(begin)

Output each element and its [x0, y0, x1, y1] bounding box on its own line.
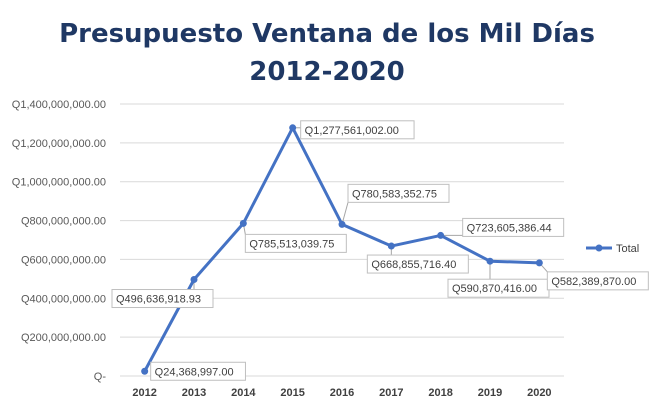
data-label-text: Q582,389,870.00 [551, 276, 636, 288]
data-label-text: Q496,636,918.93 [116, 294, 201, 306]
y-tick-label: Q200,000,000.00 [21, 332, 106, 344]
data-label-box [462, 217, 565, 237]
data-point-marker [239, 219, 247, 227]
data-label: Q785,513,039.75 [244, 233, 347, 253]
chart-title-line-1: Presupuesto Ventana de los Mil Días [59, 19, 595, 49]
x-tick-label: 2017 [379, 387, 403, 399]
series-total [141, 124, 543, 375]
data-label-text: Q723,605,386.44 [467, 222, 552, 234]
y-tick-label: Q1,400,000,000.00 [12, 99, 106, 111]
data-label-box [150, 361, 246, 381]
data-label-box [347, 183, 450, 203]
data-point-marker [535, 259, 543, 267]
data-label-box [300, 120, 415, 140]
data-label-text: Q785,513,039.75 [249, 238, 334, 250]
x-tick-label: 2020 [527, 387, 551, 399]
chart-title-line-2: 2012-2020 [249, 57, 405, 87]
data-point-marker [141, 367, 149, 375]
data-label-text: Q590,870,416.00 [452, 283, 537, 295]
x-tick-label: 2018 [428, 387, 452, 399]
x-tick-label: 2014 [231, 387, 256, 399]
data-point-marker [486, 257, 494, 265]
y-tick-label: Q600,000,000.00 [21, 254, 106, 266]
y-tick-label: Q400,000,000.00 [21, 293, 106, 305]
data-label-box [546, 271, 649, 291]
data-labels: Q24,368,997.00 Q496,636,918.93 Q785,513,03… [111, 120, 649, 381]
data-point-marker [289, 124, 297, 132]
data-label-box [244, 233, 347, 253]
legend: Total [586, 243, 639, 255]
x-tick-label: 2015 [280, 387, 304, 399]
x-tick-label: 2019 [478, 387, 502, 399]
data-label: Q1,277,561,002.00 [300, 120, 415, 140]
data-label: Q582,389,870.00 [546, 271, 649, 291]
data-label: Q590,870,416.00 [447, 278, 550, 298]
data-label: Q24,368,997.00 [150, 361, 246, 381]
y-tick-label: Q1,000,000,000.00 [12, 177, 106, 189]
legend-entry-total: Total [616, 243, 639, 255]
data-label-box [366, 254, 469, 274]
x-tick-label: 2012 [132, 387, 156, 399]
legend-swatch-marker [595, 244, 603, 252]
data-label-text: Q24,368,997.00 [155, 366, 234, 378]
data-label-box [111, 289, 214, 309]
data-point-marker [190, 276, 198, 284]
data-point-marker [437, 231, 445, 239]
y-axis-tick-labels: Q- Q200,000,000.00 Q400,000,000.00 Q600,000… [12, 99, 107, 383]
x-axis-tick-labels: 2012 2013 2014 2015 2016 2017 2018 2019 2020 [132, 387, 551, 399]
data-label-text: Q1,277,561,002.00 [305, 125, 399, 137]
data-label-text: Q780,583,352.75 [352, 188, 437, 200]
data-point-marker [387, 242, 395, 250]
x-tick-label: 2016 [330, 387, 354, 399]
y-tick-label: Q800,000,000.00 [21, 216, 106, 228]
data-label: Q496,636,918.93 [111, 289, 214, 309]
data-label-leader-line [341, 202, 349, 225]
data-point-marker [338, 220, 346, 228]
data-label-text: Q668,855,716.40 [371, 259, 456, 271]
data-label: Q723,605,386.44 [462, 217, 565, 237]
x-tick-label: 2013 [182, 387, 206, 399]
y-tick-label: Q- [94, 371, 107, 383]
y-tick-label: Q1,200,000,000.00 [12, 138, 106, 150]
data-label: Q780,583,352.75 [347, 183, 450, 203]
data-label: Q668,855,716.40 [366, 254, 469, 274]
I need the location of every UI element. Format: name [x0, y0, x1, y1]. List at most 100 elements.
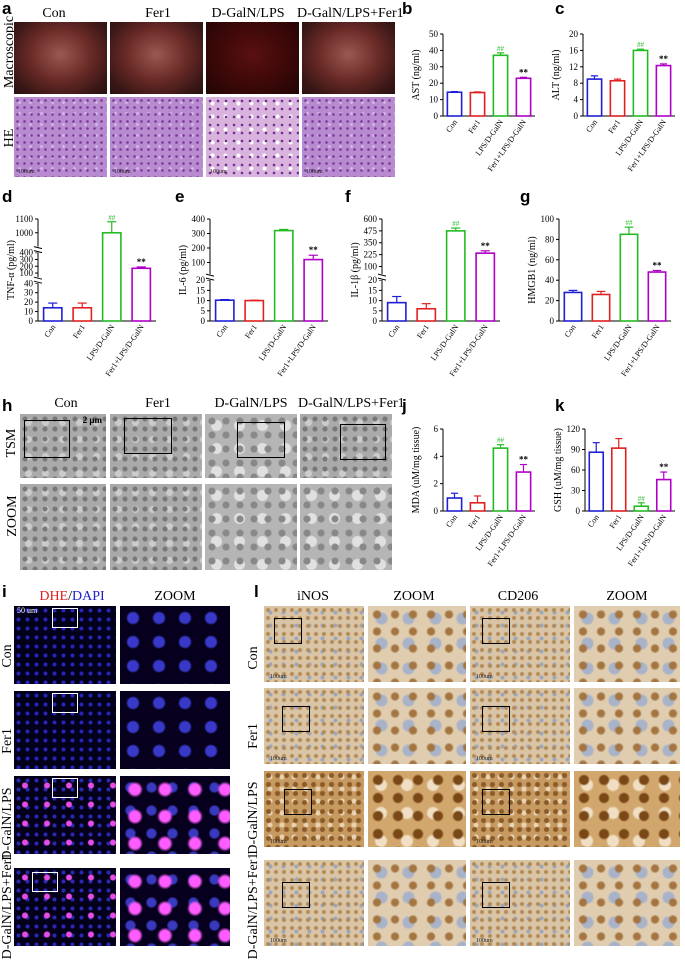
x-tick-label: Con	[584, 118, 599, 134]
panel-l-col-zoom-1: ZOOM	[393, 589, 435, 604]
bar	[647, 271, 667, 322]
y-tick-label: 8	[574, 78, 579, 88]
bar	[469, 502, 486, 512]
y-tick-label: 15	[196, 285, 206, 295]
y-tick-label: 100	[192, 257, 206, 267]
bar	[591, 293, 611, 322]
y-tick-label: 30	[24, 288, 34, 298]
ihc-inos-zoom-con	[368, 606, 466, 682]
x-tick-label: Fer1	[466, 513, 482, 530]
ihc-cd206-zoom-con	[574, 606, 680, 682]
bar	[214, 299, 235, 322]
he-image-dgaln-lps: 100um	[206, 97, 299, 177]
panel-l-row-dgaln-lps-fer1: D-GalN/LPS+Fer1	[246, 852, 261, 960]
bar	[273, 229, 294, 322]
y-tick-label: 400	[192, 214, 206, 224]
panel-label-e: e	[175, 187, 185, 206]
x-tick-label: Con	[563, 323, 578, 339]
axis-break	[206, 274, 328, 281]
significance-label: **	[481, 241, 491, 251]
x-tick-label: Fer1	[243, 323, 259, 340]
significance-label: ##	[497, 45, 505, 53]
y-tick-label: 60	[545, 255, 555, 265]
panel-a-col-dgaln-lps: D-GalN/LPS	[211, 6, 285, 21]
macro-image-dgaln-lps-fer1	[302, 22, 395, 94]
ihc-cd206-fer1: 100um	[470, 688, 570, 764]
y-axis-label: MDA (uM/mg tissue)	[411, 427, 422, 514]
bar	[633, 505, 650, 512]
y-tick-label: 10	[196, 296, 206, 306]
y-axis-label: AST (ng/ml)	[411, 49, 422, 100]
y-tick-label: 20	[24, 297, 34, 307]
panel-h-row-tsm: TSM	[4, 428, 19, 458]
y-axis-label: GSH (uM/mg tissue)	[553, 428, 564, 512]
y-tick-label: 12	[569, 62, 578, 72]
tem-scalebar: 2 μm	[82, 415, 102, 425]
axis-break-mark	[33, 280, 43, 284]
y-tick-label: 20	[196, 275, 206, 285]
y-tick-label: 0	[201, 316, 206, 326]
zoom-box	[282, 882, 310, 908]
panel-label-k: k	[555, 396, 565, 415]
y-tick-label: 16	[569, 45, 579, 55]
axis-break-mark	[377, 277, 387, 281]
bar	[586, 78, 603, 117]
ihc-cd206-zoom-fer1	[574, 688, 680, 764]
y-tick-label: 475	[364, 226, 378, 236]
bar	[610, 447, 627, 512]
scalebar-label: 100um	[270, 839, 287, 845]
y-tick-label: 0	[576, 506, 581, 516]
bar	[515, 471, 532, 512]
y-axis-label: HMGB1 (ng/ml)	[527, 236, 538, 304]
y-axis-label: IL-1β (pg/ml)	[350, 242, 361, 297]
zoom-box	[284, 789, 312, 815]
ihc-inos-dgaln-lps: 100um	[264, 771, 364, 847]
zoom-box	[52, 693, 78, 713]
he-image-con: 100um	[14, 97, 107, 177]
axis-break-mark	[205, 277, 215, 281]
zoom-box	[340, 424, 386, 460]
scalebar-label: 100um	[270, 674, 287, 680]
panel-label-f: f	[345, 187, 351, 206]
y-tick-label: 5	[373, 306, 378, 316]
chart-g: 0 20 40 60 80 100 HMGB1 (ng/ml) Con Fer1 ## LPS/D-…	[527, 214, 671, 378]
axis-break-mark	[377, 273, 387, 277]
ihc-inos-fer1: 100um	[264, 688, 364, 764]
x-tick-label: LPS/D-GalN	[257, 323, 288, 363]
zoom-box	[482, 789, 510, 815]
y-tick-label: 100	[20, 268, 34, 278]
y-tick-label: 50	[429, 29, 439, 39]
x-tick-label: Fer1	[71, 323, 87, 340]
y-tick-label: 0	[434, 506, 439, 516]
fluo-zoom-fer1	[120, 691, 230, 769]
y-axis-label: IL-6 (pg/ml)	[178, 245, 189, 295]
panel-i-title: DHE/DAPI	[22, 589, 122, 605]
ihc-cd206-dgaln-lps-fer1: 100um	[470, 860, 570, 946]
y-tick-label: 0	[550, 316, 555, 326]
bar	[492, 54, 509, 117]
x-tick-label: Con	[42, 323, 57, 339]
bar	[469, 91, 486, 117]
y-tick-label: 40	[429, 45, 439, 55]
panel-label-b: b	[402, 0, 413, 18]
significance-label: **	[137, 257, 147, 267]
scalebar-label: 100um	[476, 839, 493, 845]
bar	[619, 233, 639, 322]
fluo-zoom-con	[120, 606, 230, 684]
ihc-cd206-zoom-dgaln-lps-fer1	[574, 860, 680, 946]
panel-label-c: c	[555, 0, 565, 18]
he-image-fer1: 100um	[110, 97, 203, 177]
bar	[475, 252, 496, 322]
y-tick-label: 300	[192, 228, 206, 238]
y-tick-label: 10	[368, 296, 378, 306]
x-tick-label: LPS/D-GalN	[429, 323, 460, 363]
y-tick-label: 100	[541, 214, 555, 224]
y-tick-label: 200	[192, 243, 206, 253]
zoom-box	[24, 420, 70, 458]
y-tick-label: 2	[434, 479, 439, 489]
tem-zoom-con	[20, 484, 106, 570]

(end)

→ **Directive**: Please reproduce the material word for word, starting at the line that contains "data-label-text: Q582,389,870.00 [551, 276, 636, 288]" and ending after the line that contains "chart-title-line-1: Presupuesto Ventana".

→ **Output**:
data-label-text: Q582,389,870.00 [551, 276, 636, 288]
data-label-text: Q496,636,918.93 [116, 294, 201, 306]
y-tick-label: Q200,000,000.00 [21, 332, 106, 344]
data-label-box [462, 217, 565, 237]
data-point-marker [239, 219, 247, 227]
data-label: Q785,513,039.75 [244, 233, 347, 253]
chart-title-line-1: Presupuesto Ventana de los Mil Días [59, 19, 595, 49]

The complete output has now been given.